▶ _Data provided_:
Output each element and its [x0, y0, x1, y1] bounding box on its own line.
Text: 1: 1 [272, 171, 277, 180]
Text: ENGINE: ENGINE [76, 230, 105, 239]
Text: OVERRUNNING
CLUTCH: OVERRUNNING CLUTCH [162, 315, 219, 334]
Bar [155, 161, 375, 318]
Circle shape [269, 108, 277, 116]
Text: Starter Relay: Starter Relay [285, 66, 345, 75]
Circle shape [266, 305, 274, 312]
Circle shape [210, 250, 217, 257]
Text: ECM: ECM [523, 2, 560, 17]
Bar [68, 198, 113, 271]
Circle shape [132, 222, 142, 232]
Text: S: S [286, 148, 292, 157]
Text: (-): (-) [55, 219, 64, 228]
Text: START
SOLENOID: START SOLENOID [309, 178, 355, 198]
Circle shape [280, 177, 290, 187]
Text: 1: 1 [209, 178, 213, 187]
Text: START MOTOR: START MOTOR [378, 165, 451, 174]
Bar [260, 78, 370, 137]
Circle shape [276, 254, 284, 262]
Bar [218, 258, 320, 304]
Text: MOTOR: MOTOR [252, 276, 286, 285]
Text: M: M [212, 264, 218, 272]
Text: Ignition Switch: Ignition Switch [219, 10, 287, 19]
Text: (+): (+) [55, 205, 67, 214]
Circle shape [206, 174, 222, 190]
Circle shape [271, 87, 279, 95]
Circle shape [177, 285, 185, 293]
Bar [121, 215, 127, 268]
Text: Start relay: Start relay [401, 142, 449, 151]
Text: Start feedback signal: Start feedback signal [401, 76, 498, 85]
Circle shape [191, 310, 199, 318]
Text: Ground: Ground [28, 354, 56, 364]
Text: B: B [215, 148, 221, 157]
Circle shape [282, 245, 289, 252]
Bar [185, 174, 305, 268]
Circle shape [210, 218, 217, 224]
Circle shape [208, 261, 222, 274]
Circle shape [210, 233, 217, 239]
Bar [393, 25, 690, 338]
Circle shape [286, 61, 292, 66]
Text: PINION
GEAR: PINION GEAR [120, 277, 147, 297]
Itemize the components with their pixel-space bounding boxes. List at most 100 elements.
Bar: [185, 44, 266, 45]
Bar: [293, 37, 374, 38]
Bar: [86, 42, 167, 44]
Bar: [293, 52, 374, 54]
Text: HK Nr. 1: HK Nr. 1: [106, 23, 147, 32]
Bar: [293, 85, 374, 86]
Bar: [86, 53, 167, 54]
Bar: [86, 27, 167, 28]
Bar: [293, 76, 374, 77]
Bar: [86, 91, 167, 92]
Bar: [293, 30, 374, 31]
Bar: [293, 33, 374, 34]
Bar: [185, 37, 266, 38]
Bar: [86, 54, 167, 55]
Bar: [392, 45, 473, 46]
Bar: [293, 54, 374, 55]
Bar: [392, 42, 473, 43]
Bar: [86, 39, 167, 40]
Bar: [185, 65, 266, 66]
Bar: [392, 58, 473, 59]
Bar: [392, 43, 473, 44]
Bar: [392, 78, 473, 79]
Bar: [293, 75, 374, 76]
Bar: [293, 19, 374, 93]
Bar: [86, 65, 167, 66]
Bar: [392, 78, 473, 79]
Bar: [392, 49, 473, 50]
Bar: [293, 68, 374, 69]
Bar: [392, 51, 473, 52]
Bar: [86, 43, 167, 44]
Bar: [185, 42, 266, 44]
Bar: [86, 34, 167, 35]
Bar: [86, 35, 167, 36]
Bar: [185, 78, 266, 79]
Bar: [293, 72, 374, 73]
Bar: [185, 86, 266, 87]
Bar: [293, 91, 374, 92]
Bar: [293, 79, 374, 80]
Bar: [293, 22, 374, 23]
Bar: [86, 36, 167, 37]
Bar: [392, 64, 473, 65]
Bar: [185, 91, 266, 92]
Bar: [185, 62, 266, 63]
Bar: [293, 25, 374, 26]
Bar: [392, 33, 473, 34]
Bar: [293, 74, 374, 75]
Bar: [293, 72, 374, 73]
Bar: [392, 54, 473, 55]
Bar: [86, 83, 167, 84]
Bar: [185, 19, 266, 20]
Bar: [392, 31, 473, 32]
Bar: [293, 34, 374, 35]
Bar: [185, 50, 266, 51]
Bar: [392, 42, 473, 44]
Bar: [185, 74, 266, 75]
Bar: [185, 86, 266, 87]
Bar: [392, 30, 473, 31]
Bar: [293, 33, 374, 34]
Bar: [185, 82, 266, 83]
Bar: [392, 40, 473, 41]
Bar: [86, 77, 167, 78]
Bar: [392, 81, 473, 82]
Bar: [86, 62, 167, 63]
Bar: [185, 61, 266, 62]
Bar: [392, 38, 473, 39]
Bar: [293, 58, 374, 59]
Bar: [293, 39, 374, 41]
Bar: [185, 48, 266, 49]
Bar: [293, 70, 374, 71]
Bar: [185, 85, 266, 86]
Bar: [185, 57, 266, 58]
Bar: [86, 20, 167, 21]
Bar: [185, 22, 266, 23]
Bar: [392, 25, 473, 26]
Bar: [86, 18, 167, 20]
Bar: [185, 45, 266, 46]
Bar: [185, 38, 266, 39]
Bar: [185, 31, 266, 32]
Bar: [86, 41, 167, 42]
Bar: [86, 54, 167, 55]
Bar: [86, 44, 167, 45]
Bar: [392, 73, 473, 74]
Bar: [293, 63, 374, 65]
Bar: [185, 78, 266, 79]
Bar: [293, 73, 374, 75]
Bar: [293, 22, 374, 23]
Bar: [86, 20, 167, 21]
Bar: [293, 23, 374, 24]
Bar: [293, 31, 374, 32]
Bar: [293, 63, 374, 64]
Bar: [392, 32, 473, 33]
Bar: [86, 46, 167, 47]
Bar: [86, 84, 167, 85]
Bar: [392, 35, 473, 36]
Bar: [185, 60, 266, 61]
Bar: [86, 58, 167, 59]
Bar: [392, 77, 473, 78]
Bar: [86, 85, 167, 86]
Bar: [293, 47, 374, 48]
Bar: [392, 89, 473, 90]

▶ _Written task_: Could you print all the rows above again, character for character and in their original order?

▶ _Solution to the exercise_:
Output each element and its [x0, y0, x1, y1] bounding box on its own line.
Text: 1: 1 [272, 171, 277, 180]
Text: ENGINE: ENGINE [76, 230, 105, 239]
Text: OVERRUNNING
CLUTCH: OVERRUNNING CLUTCH [162, 315, 219, 334]
Bar [155, 161, 375, 318]
Circle shape [269, 108, 277, 116]
Text: Starter Relay: Starter Relay [285, 66, 345, 75]
Circle shape [266, 305, 274, 312]
Circle shape [210, 250, 217, 257]
Text: ECM: ECM [523, 2, 560, 17]
Bar [68, 198, 113, 271]
Circle shape [132, 222, 142, 232]
Text: S: S [286, 148, 292, 157]
Text: (-): (-) [55, 219, 64, 228]
Text: START
SOLENOID: START SOLENOID [309, 178, 355, 198]
Circle shape [280, 177, 290, 187]
Text: 1: 1 [209, 178, 213, 187]
Text: START MOTOR: START MOTOR [378, 165, 451, 174]
Bar [260, 78, 370, 137]
Circle shape [276, 254, 284, 262]
Bar [218, 258, 320, 304]
Text: MOTOR: MOTOR [252, 276, 286, 285]
Text: M: M [212, 264, 218, 272]
Text: Ignition Switch: Ignition Switch [219, 10, 287, 19]
Text: (+): (+) [55, 205, 67, 214]
Circle shape [206, 174, 222, 190]
Circle shape [271, 87, 279, 95]
Circle shape [177, 285, 185, 293]
Bar [121, 215, 127, 268]
Text: Start relay: Start relay [401, 142, 449, 151]
Text: Start feedback signal: Start feedback signal [401, 76, 498, 85]
Circle shape [191, 310, 199, 318]
Text: Ground: Ground [28, 354, 56, 364]
Text: B: B [215, 148, 221, 157]
Circle shape [282, 245, 289, 252]
Bar [185, 174, 305, 268]
Circle shape [210, 218, 217, 224]
Circle shape [208, 261, 222, 274]
Circle shape [210, 233, 217, 239]
Bar [393, 25, 690, 338]
Circle shape [286, 61, 292, 66]
Text: PINION
GEAR: PINION GEAR [120, 277, 147, 297]
Itemize the components with their pixel-space bounding boxes. List at most 100 elements.
Bar: [185, 44, 266, 45]
Bar: [293, 37, 374, 38]
Bar: [86, 42, 167, 44]
Bar: [293, 52, 374, 54]
Text: HK Nr. 1: HK Nr. 1: [106, 23, 147, 32]
Bar: [293, 85, 374, 86]
Bar: [86, 53, 167, 54]
Bar: [86, 27, 167, 28]
Bar: [293, 76, 374, 77]
Bar: [86, 91, 167, 92]
Bar: [293, 30, 374, 31]
Bar: [293, 33, 374, 34]
Bar: [185, 37, 266, 38]
Bar: [86, 54, 167, 55]
Bar: [392, 45, 473, 46]
Bar: [293, 54, 374, 55]
Bar: [392, 42, 473, 43]
Bar: [86, 39, 167, 40]
Bar: [185, 65, 266, 66]
Bar: [392, 58, 473, 59]
Bar: [392, 43, 473, 44]
Bar: [392, 78, 473, 79]
Bar: [293, 75, 374, 76]
Bar: [293, 19, 374, 93]
Bar: [86, 65, 167, 66]
Bar: [392, 78, 473, 79]
Bar: [392, 49, 473, 50]
Bar: [293, 68, 374, 69]
Bar: [392, 51, 473, 52]
Bar: [86, 43, 167, 44]
Bar: [185, 42, 266, 44]
Bar: [86, 34, 167, 35]
Bar: [86, 35, 167, 36]
Bar: [185, 78, 266, 79]
Bar: [293, 72, 374, 73]
Bar: [185, 86, 266, 87]
Bar: [293, 91, 374, 92]
Bar: [293, 79, 374, 80]
Bar: [293, 22, 374, 23]
Bar: [86, 36, 167, 37]
Bar: [392, 64, 473, 65]
Bar: [185, 91, 266, 92]
Bar: [185, 62, 266, 63]
Bar: [293, 25, 374, 26]
Bar: [392, 33, 473, 34]
Bar: [293, 74, 374, 75]
Bar: [293, 72, 374, 73]
Bar: [392, 54, 473, 55]
Bar: [86, 83, 167, 84]
Bar: [185, 19, 266, 20]
Bar: [392, 31, 473, 32]
Bar: [293, 34, 374, 35]
Bar: [185, 50, 266, 51]
Bar: [392, 42, 473, 44]
Bar: [185, 74, 266, 75]
Bar: [185, 86, 266, 87]
Bar: [392, 30, 473, 31]
Bar: [293, 33, 374, 34]
Bar: [185, 82, 266, 83]
Bar: [392, 40, 473, 41]
Bar: [86, 77, 167, 78]
Bar: [392, 81, 473, 82]
Bar: [86, 62, 167, 63]
Bar: [185, 61, 266, 62]
Bar: [392, 38, 473, 39]
Bar: [293, 58, 374, 59]
Bar: [293, 39, 374, 41]
Bar: [185, 48, 266, 49]
Bar: [293, 70, 374, 71]
Bar: [185, 85, 266, 86]
Bar: [185, 57, 266, 58]
Bar: [86, 20, 167, 21]
Bar: [185, 22, 266, 23]
Bar: [392, 25, 473, 26]
Bar: [86, 18, 167, 20]
Bar: [185, 45, 266, 46]
Bar: [185, 38, 266, 39]
Bar: [185, 31, 266, 32]
Bar: [86, 41, 167, 42]
Bar: [86, 54, 167, 55]
Bar: [86, 44, 167, 45]
Bar: [392, 73, 473, 74]
Bar: [293, 63, 374, 65]
Bar: [185, 78, 266, 79]
Bar: [293, 73, 374, 75]
Bar: [293, 22, 374, 23]
Bar: [86, 20, 167, 21]
Bar: [293, 23, 374, 24]
Bar: [293, 31, 374, 32]
Bar: [293, 63, 374, 64]
Bar: [392, 32, 473, 33]
Bar: [86, 46, 167, 47]
Bar: [86, 84, 167, 85]
Bar: [392, 35, 473, 36]
Bar: [185, 60, 266, 61]
Bar: [86, 58, 167, 59]
Bar: [392, 77, 473, 78]
Bar: [86, 85, 167, 86]
Bar: [293, 47, 374, 48]
Bar: [392, 89, 473, 90]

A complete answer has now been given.